- WHAT IS ASKED
Transcribe word for word the lines spanning the line with "OCR this image." through the end of the records.

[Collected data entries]
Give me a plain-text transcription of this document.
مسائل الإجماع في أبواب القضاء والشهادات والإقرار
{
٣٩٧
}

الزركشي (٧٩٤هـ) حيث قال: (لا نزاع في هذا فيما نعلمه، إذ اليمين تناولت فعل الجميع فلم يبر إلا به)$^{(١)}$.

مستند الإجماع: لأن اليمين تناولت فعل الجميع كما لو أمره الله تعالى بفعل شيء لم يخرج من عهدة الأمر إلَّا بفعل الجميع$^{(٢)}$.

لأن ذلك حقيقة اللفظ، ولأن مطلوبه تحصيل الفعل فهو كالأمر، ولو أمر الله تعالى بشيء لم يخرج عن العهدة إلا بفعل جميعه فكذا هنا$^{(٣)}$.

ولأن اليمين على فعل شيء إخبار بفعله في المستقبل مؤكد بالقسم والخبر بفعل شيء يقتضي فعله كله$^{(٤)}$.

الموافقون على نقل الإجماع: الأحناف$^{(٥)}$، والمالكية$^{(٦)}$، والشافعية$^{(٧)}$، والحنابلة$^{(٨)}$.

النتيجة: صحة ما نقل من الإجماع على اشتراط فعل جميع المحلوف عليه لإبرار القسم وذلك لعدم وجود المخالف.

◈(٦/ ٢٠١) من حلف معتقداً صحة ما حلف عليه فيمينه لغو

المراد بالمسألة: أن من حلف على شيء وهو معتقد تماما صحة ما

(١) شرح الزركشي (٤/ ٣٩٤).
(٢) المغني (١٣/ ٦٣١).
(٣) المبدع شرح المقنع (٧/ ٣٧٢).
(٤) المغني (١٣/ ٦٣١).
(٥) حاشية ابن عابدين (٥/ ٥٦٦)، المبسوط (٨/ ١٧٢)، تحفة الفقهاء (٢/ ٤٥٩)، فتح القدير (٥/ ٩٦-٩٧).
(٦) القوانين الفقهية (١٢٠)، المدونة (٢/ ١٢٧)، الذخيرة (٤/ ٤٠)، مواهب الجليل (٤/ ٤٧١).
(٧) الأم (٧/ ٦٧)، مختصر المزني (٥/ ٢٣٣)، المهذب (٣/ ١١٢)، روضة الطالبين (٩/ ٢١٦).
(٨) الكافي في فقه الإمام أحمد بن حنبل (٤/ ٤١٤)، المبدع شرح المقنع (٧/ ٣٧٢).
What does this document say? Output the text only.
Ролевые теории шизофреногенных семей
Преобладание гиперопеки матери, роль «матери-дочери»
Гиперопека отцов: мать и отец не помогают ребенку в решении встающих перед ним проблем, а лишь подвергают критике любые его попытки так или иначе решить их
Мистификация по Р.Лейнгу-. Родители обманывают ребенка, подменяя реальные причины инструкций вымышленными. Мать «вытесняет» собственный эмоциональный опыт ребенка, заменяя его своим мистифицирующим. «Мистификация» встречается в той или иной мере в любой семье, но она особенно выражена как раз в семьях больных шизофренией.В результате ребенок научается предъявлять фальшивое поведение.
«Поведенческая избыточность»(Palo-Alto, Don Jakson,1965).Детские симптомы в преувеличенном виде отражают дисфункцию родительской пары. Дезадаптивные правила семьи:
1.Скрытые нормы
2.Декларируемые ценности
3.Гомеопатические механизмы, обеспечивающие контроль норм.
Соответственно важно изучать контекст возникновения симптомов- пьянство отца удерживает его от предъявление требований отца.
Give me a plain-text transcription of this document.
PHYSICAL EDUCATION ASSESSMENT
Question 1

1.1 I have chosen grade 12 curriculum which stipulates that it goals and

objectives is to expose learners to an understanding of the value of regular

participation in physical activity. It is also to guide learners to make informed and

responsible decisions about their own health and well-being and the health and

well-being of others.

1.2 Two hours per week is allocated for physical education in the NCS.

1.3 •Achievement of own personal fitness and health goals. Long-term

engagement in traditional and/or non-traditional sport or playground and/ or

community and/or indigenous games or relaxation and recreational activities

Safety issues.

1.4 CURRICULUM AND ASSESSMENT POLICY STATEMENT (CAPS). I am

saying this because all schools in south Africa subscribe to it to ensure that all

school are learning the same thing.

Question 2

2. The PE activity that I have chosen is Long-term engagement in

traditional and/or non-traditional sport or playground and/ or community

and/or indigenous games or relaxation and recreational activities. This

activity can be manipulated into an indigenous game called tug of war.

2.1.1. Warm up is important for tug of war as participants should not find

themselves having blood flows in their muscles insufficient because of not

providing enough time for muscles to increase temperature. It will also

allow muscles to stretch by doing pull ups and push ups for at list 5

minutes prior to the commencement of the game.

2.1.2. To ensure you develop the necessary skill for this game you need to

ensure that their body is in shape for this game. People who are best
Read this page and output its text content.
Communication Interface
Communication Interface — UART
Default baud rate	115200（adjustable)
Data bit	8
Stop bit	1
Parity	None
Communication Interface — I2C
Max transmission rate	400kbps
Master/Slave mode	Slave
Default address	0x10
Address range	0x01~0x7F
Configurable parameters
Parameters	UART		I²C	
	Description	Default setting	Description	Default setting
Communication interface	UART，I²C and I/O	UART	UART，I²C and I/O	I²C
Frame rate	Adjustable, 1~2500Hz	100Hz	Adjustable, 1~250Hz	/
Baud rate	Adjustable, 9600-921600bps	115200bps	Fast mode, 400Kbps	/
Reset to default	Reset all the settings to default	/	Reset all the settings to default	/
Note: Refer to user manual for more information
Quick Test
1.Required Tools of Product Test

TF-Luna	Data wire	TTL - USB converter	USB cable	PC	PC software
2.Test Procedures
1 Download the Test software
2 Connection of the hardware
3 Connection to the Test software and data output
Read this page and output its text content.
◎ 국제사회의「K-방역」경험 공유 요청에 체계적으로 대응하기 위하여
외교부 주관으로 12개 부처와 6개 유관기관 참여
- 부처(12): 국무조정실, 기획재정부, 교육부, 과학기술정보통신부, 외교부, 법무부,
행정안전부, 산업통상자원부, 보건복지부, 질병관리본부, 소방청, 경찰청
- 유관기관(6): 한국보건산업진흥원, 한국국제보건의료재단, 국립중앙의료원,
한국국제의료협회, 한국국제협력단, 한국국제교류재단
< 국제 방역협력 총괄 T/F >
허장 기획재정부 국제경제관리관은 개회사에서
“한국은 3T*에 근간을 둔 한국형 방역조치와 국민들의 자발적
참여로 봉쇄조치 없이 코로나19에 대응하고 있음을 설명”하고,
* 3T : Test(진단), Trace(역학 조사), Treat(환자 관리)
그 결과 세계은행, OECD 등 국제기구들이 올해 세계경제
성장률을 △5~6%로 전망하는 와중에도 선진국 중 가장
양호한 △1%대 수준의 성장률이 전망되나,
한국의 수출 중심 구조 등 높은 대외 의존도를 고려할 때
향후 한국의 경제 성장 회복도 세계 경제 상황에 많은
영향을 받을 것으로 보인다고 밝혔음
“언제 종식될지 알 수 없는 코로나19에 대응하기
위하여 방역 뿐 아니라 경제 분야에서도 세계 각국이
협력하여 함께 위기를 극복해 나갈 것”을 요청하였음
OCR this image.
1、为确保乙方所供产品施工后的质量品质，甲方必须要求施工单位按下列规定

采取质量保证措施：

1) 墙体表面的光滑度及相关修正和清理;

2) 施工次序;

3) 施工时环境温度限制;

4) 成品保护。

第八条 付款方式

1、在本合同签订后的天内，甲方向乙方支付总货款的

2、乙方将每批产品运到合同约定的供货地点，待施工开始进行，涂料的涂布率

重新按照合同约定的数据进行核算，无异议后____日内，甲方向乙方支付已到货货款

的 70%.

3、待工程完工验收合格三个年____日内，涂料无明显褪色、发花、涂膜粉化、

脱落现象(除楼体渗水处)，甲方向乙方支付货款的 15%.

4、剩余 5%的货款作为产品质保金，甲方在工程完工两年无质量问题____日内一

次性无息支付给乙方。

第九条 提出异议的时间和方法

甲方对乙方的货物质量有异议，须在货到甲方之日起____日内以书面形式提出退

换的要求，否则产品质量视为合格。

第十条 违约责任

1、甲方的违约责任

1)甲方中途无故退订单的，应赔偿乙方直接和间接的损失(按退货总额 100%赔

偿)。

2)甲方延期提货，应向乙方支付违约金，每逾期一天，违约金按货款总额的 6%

- RESULT OF THE EXERCISE
OCR this image.
1、为确保乙方所供产品施工后的质量品质，甲方必须要求施工单位按下列规定

采取质量保证措施：

1) 墙体表面的光滑度及相关修正和清理;

2) 施工次序;

3) 施工时环境温度限制;

4) 成品保护。

第八条 付款方式

1、在本合同签订后的天内，甲方向乙方支付总货款的

2、乙方将每批产品运到合同约定的供货地点，待施工开始进行，涂料的涂布率

重新按照合同约定的数据进行核算，无异议后____日内，甲方向乙方支付已到货货款

的 70%.

3、待工程完工验收合格三个年____日内，涂料无明显褪色、发花、涂膜粉化、

脱落现象(除楼体渗水处)，甲方向乙方支付货款的 15%.

4、剩余 5%的货款作为产品质保金，甲方在工程完工两年无质量问题____日内一

次性无息支付给乙方。

第九条 提出异议的时间和方法

甲方对乙方的货物质量有异议，须在货到甲方之日起____日内以书面形式提出退

换的要求，否则产品质量视为合格。

第十条 违约责任

1、甲方的违约责任

1)甲方中途无故退订单的，应赔偿乙方直接和间接的损失(按退货总额 100%赔

偿)。

2)甲方延期提货，应向乙方支付违约金，每逾期一天，违约金按货款总额的 6%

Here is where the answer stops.